### Work to be completed
Copy out exactly the lines from the one containing "Enumerate this screenshot's content" to the end of the records below, both included, and nothing else.

** START Source data **

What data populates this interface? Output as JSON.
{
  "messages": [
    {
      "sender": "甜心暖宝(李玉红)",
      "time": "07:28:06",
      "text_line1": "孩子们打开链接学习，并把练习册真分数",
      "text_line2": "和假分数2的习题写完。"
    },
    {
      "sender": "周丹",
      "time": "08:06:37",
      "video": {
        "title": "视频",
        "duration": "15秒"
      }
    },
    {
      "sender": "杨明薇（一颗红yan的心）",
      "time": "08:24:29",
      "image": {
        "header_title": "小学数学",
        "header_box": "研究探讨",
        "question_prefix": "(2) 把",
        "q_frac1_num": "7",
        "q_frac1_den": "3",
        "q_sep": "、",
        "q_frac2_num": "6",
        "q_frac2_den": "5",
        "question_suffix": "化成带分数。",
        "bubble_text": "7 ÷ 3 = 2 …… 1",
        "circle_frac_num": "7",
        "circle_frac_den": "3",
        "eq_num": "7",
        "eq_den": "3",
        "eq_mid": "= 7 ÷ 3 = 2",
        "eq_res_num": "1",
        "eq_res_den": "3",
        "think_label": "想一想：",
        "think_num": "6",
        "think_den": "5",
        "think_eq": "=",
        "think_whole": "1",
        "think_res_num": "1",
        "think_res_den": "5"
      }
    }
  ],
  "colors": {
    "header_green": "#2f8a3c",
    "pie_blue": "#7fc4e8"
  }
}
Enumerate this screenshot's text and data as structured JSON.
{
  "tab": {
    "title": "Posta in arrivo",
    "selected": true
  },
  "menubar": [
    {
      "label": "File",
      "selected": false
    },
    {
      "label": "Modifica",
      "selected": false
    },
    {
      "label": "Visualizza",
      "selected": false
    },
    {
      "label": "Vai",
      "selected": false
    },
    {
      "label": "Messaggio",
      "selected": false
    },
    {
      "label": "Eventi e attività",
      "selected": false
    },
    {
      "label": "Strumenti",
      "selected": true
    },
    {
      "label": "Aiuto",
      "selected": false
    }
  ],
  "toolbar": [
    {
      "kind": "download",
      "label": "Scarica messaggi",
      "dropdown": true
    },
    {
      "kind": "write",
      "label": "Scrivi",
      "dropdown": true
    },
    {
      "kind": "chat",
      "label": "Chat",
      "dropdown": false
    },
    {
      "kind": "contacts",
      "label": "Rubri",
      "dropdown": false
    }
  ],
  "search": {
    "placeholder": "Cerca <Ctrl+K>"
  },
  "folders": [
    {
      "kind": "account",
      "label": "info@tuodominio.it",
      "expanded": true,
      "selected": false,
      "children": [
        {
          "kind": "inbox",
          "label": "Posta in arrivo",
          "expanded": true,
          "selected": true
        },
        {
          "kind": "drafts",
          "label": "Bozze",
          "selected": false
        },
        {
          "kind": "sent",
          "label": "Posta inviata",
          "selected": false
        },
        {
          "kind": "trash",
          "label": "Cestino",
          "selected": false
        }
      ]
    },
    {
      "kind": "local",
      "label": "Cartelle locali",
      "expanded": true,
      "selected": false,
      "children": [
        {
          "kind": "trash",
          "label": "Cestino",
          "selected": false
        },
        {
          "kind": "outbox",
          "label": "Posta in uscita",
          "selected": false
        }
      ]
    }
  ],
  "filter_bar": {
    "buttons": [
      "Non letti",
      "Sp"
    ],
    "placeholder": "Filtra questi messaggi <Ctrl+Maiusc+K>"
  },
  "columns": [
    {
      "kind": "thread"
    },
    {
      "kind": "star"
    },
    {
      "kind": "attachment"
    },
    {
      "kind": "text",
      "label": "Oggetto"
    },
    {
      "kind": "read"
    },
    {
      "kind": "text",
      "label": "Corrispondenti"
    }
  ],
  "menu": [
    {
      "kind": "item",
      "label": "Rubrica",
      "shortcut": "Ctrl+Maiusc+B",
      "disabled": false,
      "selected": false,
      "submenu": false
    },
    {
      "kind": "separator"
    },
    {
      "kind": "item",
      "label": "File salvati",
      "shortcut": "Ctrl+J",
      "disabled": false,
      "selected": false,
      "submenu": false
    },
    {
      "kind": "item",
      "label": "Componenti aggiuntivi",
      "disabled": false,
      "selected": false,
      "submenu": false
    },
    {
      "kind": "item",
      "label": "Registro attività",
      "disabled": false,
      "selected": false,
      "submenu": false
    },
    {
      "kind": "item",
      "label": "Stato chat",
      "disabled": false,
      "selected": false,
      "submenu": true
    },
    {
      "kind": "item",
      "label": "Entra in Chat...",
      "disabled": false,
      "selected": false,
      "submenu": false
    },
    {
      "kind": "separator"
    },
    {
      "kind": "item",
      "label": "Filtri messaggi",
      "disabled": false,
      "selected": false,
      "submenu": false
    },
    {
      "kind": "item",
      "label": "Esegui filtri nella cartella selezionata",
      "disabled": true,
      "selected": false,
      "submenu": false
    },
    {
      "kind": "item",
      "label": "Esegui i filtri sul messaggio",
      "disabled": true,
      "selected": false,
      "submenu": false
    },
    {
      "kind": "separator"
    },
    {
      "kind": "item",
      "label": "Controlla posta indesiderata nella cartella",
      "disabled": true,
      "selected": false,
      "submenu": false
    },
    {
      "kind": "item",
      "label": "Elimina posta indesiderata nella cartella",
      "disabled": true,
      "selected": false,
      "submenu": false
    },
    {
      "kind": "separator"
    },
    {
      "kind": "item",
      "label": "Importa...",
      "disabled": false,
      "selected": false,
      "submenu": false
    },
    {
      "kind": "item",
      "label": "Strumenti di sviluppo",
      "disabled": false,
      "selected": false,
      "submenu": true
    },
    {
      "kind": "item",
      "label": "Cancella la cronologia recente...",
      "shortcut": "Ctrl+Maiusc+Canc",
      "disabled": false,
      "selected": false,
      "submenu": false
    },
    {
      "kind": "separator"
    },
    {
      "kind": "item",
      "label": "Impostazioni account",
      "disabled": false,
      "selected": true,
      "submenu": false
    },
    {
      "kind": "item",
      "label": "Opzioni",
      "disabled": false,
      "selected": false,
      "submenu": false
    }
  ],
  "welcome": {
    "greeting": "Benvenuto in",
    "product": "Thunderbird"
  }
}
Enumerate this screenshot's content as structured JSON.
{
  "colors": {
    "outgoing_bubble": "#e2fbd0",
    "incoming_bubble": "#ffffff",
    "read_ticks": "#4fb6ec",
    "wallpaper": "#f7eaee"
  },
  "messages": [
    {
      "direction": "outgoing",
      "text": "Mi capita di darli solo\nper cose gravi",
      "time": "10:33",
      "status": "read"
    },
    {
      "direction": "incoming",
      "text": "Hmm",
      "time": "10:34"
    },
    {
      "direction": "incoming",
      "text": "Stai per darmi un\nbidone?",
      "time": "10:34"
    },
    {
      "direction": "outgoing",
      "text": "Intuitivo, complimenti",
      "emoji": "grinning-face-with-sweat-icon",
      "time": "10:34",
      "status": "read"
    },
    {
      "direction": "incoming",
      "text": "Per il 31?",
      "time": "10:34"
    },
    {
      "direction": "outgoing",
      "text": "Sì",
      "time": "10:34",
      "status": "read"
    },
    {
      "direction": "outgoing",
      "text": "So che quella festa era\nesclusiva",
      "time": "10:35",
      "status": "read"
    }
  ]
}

** END Source data **

### The answer
Enumerate this screenshot's content as structured JSON.
{
  "colors": {
    "outgoing_bubble": "#e2fbd0",
    "incoming_bubble": "#ffffff",
    "read_ticks": "#4fb6ec",
    "wallpaper": "#f7eaee"
  },
  "messages": [
    {
      "direction": "outgoing",
      "text": "Mi capita di darli solo\nper cose gravi",
      "time": "10:33",
      "status": "read"
    },
    {
      "direction": "incoming",
      "text": "Hmm",
      "time": "10:34"
    },
    {
      "direction": "incoming",
      "text": "Stai per darmi un\nbidone?",
      "time": "10:34"
    },
    {
      "direction": "outgoing",
      "text": "Intuitivo, complimenti",
      "emoji": "grinning-face-with-sweat-icon",
      "time": "10:34",
      "status": "read"
    },
    {
      "direction": "incoming",
      "text": "Per il 31?",
      "time": "10:34"
    },
    {
      "direction": "outgoing",
      "text": "Sì",
      "time": "10:34",
      "status": "read"
    },
    {
      "direction": "outgoing",
      "text": "So che quella festa era\nesclusiva",
      "time": "10:35",
      "status": "read"
    }
  ]
}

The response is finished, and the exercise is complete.